## Job
Return the records that follow, matching each one exactly.

## Input rows
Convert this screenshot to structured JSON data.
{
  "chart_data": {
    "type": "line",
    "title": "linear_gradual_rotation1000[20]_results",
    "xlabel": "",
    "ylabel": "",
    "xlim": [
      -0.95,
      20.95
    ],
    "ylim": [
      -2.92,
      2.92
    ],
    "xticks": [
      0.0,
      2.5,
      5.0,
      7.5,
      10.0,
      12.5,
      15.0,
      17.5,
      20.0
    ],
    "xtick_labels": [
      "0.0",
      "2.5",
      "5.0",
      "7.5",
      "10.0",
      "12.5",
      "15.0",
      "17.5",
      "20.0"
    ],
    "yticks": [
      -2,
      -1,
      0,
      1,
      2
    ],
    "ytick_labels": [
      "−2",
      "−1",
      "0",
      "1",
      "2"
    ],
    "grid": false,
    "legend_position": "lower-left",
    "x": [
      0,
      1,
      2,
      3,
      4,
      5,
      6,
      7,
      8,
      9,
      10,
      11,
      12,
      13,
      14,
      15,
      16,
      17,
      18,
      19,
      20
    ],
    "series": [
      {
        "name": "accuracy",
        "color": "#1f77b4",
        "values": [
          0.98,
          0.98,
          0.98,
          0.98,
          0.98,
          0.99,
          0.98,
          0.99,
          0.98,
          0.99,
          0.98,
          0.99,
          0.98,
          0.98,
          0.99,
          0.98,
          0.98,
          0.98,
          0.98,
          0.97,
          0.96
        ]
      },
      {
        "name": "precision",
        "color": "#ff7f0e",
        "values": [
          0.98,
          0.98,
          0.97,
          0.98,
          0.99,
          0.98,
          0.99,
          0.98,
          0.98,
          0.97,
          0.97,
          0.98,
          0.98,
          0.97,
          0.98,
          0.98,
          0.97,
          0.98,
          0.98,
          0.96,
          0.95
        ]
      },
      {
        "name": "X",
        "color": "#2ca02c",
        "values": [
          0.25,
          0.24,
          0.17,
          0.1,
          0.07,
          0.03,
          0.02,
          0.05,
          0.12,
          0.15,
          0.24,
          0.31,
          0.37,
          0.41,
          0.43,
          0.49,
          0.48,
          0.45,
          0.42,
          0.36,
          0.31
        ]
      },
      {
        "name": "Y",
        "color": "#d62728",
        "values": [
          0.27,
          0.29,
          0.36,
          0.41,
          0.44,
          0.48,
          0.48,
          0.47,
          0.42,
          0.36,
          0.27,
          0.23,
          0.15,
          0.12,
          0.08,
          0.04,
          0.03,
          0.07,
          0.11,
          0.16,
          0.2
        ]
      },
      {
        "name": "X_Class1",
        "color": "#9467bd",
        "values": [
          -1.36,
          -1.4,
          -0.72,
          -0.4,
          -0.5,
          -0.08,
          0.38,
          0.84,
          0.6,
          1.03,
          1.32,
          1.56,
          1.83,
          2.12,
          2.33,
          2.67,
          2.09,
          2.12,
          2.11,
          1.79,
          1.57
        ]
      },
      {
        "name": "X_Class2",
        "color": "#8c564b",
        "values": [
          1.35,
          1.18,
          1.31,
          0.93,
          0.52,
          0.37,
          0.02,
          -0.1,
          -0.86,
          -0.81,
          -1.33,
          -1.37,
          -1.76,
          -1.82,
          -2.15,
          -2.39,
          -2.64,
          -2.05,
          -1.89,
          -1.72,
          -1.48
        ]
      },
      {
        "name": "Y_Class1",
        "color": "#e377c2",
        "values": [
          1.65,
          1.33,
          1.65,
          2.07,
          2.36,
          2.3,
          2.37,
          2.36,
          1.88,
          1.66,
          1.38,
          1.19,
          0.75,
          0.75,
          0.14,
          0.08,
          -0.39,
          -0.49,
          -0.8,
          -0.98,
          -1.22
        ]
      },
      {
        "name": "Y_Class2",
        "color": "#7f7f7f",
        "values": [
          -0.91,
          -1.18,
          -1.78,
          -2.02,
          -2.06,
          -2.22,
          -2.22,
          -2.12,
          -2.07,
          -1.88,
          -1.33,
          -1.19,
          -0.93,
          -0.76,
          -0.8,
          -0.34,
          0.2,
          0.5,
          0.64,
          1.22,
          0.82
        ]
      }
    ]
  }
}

## Result of the task
Convert this screenshot to structured JSON data.
{
  "chart_data": {
    "type": "line",
    "title": "linear_gradual_rotation1000[20]_results",
    "xlabel": "",
    "ylabel": "",
    "xlim": [
      -0.95,
      20.95
    ],
    "ylim": [
      -2.92,
      2.92
    ],
    "xticks": [
      0.0,
      2.5,
      5.0,
      7.5,
      10.0,
      12.5,
      15.0,
      17.5,
      20.0
    ],
    "xtick_labels": [
      "0.0",
      "2.5",
      "5.0",
      "7.5",
      "10.0",
      "12.5",
      "15.0",
      "17.5",
      "20.0"
    ],
    "yticks": [
      -2,
      -1,
      0,
      1,
      2
    ],
    "ytick_labels": [
      "−2",
      "−1",
      "0",
      "1",
      "2"
    ],
    "grid": false,
    "legend_position": "lower-left",
    "x": [
      0,
      1,
      2,
      3,
      4,
      5,
      6,
      7,
      8,
      9,
      10,
      11,
      12,
      13,
      14,
      15,
      16,
      17,
      18,
      19,
      20
    ],
    "series": [
      {
        "name": "accuracy",
        "color": "#1f77b4",
        "values": [
          0.98,
          0.98,
          0.98,
          0.98,
          0.98,
          0.99,
          0.98,
          0.99,
          0.98,
          0.99,
          0.98,
          0.99,
          0.98,
          0.98,
          0.99,
          0.98,
          0.98,
          0.98,
          0.98,
          0.97,
          0.96
        ]
      },
      {
        "name": "precision",
        "color": "#ff7f0e",
        "values": [
          0.98,
          0.98,
          0.97,
          0.98,
          0.99,
          0.98,
          0.99,
          0.98,
          0.98,
          0.97,
          0.97,
          0.98,
          0.98,
          0.97,
          0.98,
          0.98,
          0.97,
          0.98,
          0.98,
          0.96,
          0.95
        ]
      },
      {
        "name": "X",
        "color": "#2ca02c",
        "values": [
          0.25,
          0.24,
          0.17,
          0.1,
          0.07,
          0.03,
          0.02,
          0.05,
          0.12,
          0.15,
          0.24,
          0.31,
          0.37,
          0.41,
          0.43,
          0.49,
          0.48,
          0.45,
          0.42,
          0.36,
          0.31
        ]
      },
      {
        "name": "Y",
        "color": "#d62728",
        "values": [
          0.27,
          0.29,
          0.36,
          0.41,
          0.44,
          0.48,
          0.48,
          0.47,
          0.42,
          0.36,
          0.27,
          0.23,
          0.15,
          0.12,
          0.08,
          0.04,
          0.03,
          0.07,
          0.11,
          0.16,
          0.2
        ]
      },
      {
        "name": "X_Class1",
        "color": "#9467bd",
        "values": [
          -1.36,
          -1.4,
          -0.72,
          -0.4,
          -0.5,
          -0.08,
          0.38,
          0.84,
          0.6,
          1.03,
          1.32,
          1.56,
          1.83,
          2.12,
          2.33,
          2.67,
          2.09,
          2.12,
          2.11,
          1.79,
          1.57
        ]
      },
      {
        "name": "X_Class2",
        "color": "#8c564b",
        "values": [
          1.35,
          1.18,
          1.31,
          0.93,
          0.52,
          0.37,
          0.02,
          -0.1,
          -0.86,
          -0.81,
          -1.33,
          -1.37,
          -1.76,
          -1.82,
          -2.15,
          -2.39,
          -2.64,
          -2.05,
          -1.89,
          -1.72,
          -1.48
        ]
      },
      {
        "name": "Y_Class1",
        "color": "#e377c2",
        "values": [
          1.65,
          1.33,
          1.65,
          2.07,
          2.36,
          2.3,
          2.37,
          2.36,
          1.88,
          1.66,
          1.38,
          1.19,
          0.75,
          0.75,
          0.14,
          0.08,
          -0.39,
          -0.49,
          -0.8,
          -0.98,
          -1.22
        ]
      },
      {
        "name": "Y_Class2",
        "color": "#7f7f7f",
        "values": [
          -0.91,
          -1.18,
          -1.78,
          -2.02,
          -2.06,
          -2.22,
          -2.22,
          -2.12,
          -2.07,
          -1.88,
          -1.33,
          -1.19,
          -0.93,
          -0.76,
          -0.8,
          -0.34,
          0.2,
          0.5,
          0.64,
          1.22,
          0.82
        ]
      }
    ]
  }
}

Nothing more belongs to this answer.